**TASK DIRECTIONS**
Everything in the data should be repeated exactly, save for the images.

----------

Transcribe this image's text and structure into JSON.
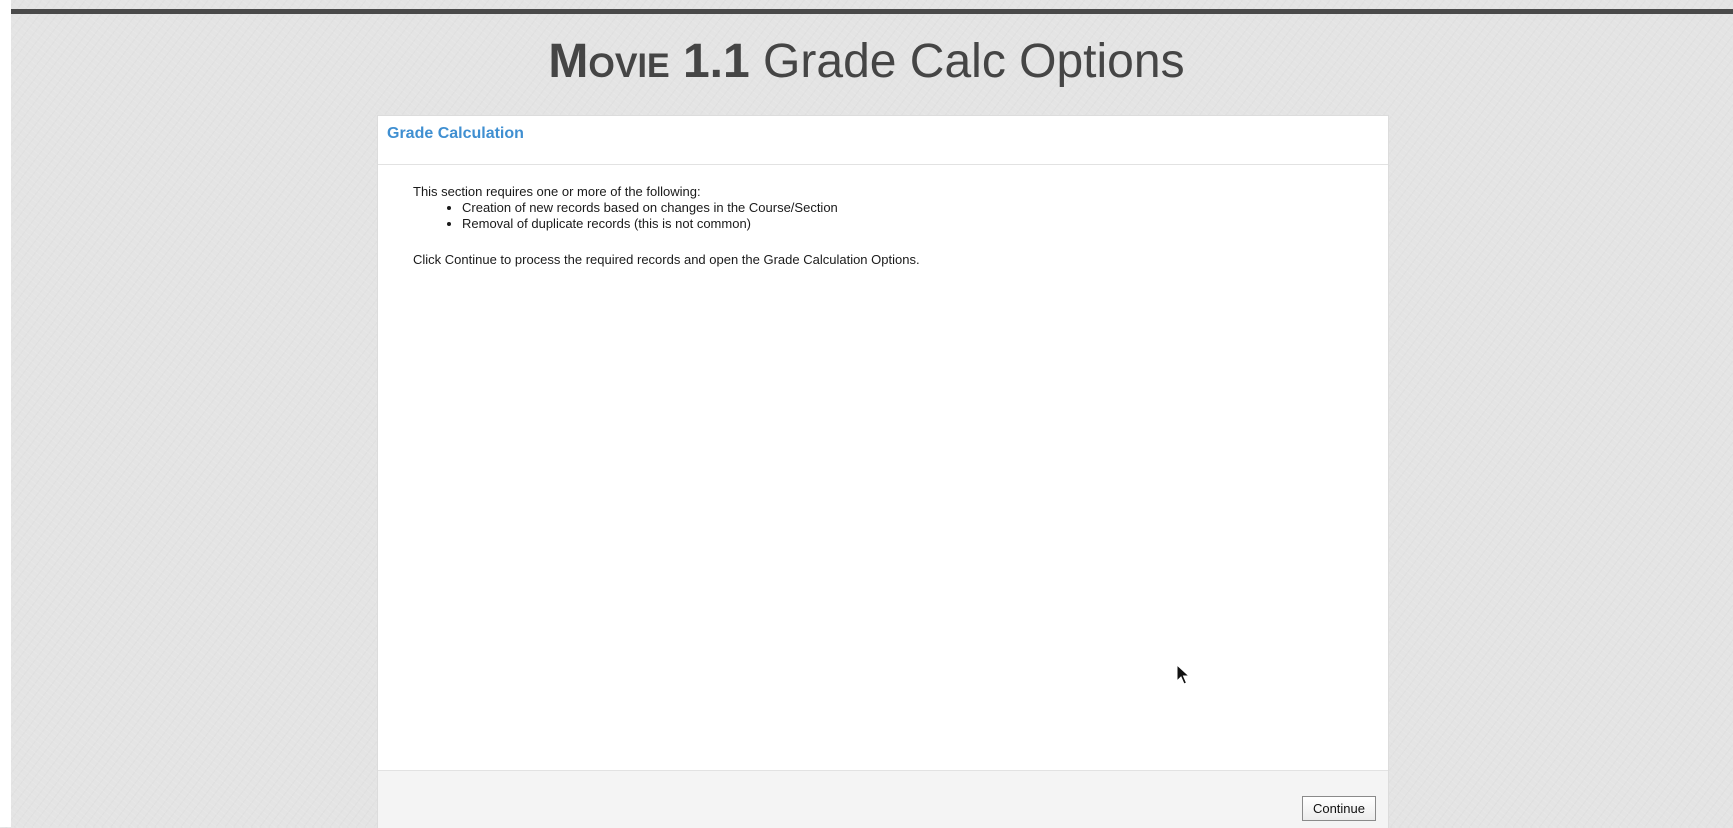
{
  "header": {
    "movie_label": "Movie 1.1",
    "title": "Grade Calc Options"
  },
  "dialog": {
    "title": "Grade Calculation",
    "intro": "This section requires one or more of the following:",
    "items": [
      "Creation of new records based on changes in the Course/Section",
      "Removal of duplicate records (this is not common)"
    ],
    "message": "Click Continue to process the required records and open the Grade Calculation Options.",
    "continue_label": "Continue"
  },
  "icons": {
    "cursor": "mouse-pointer-icon"
  },
  "colors": {
    "page_background": "#e4e4e4",
    "title_text": "#454545",
    "dialog_title": "#3f8fd1",
    "top_rule": "#4a4a4a"
  }
}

----------

**RESULT**
Transcribe this image's text and structure into JSON.
{
  "header": {
    "movie_label": "Movie 1.1",
    "title": "Grade Calc Options"
  },
  "dialog": {
    "title": "Grade Calculation",
    "intro": "This section requires one or more of the following:",
    "items": [
      "Creation of new records based on changes in the Course/Section",
      "Removal of duplicate records (this is not common)"
    ],
    "message": "Click Continue to process the required records and open the Grade Calculation Options.",
    "continue_label": "Continue"
  },
  "icons": {
    "cursor": "mouse-pointer-icon"
  },
  "colors": {
    "page_background": "#e4e4e4",
    "title_text": "#454545",
    "dialog_title": "#3f8fd1",
    "top_rule": "#4a4a4a"
  }
}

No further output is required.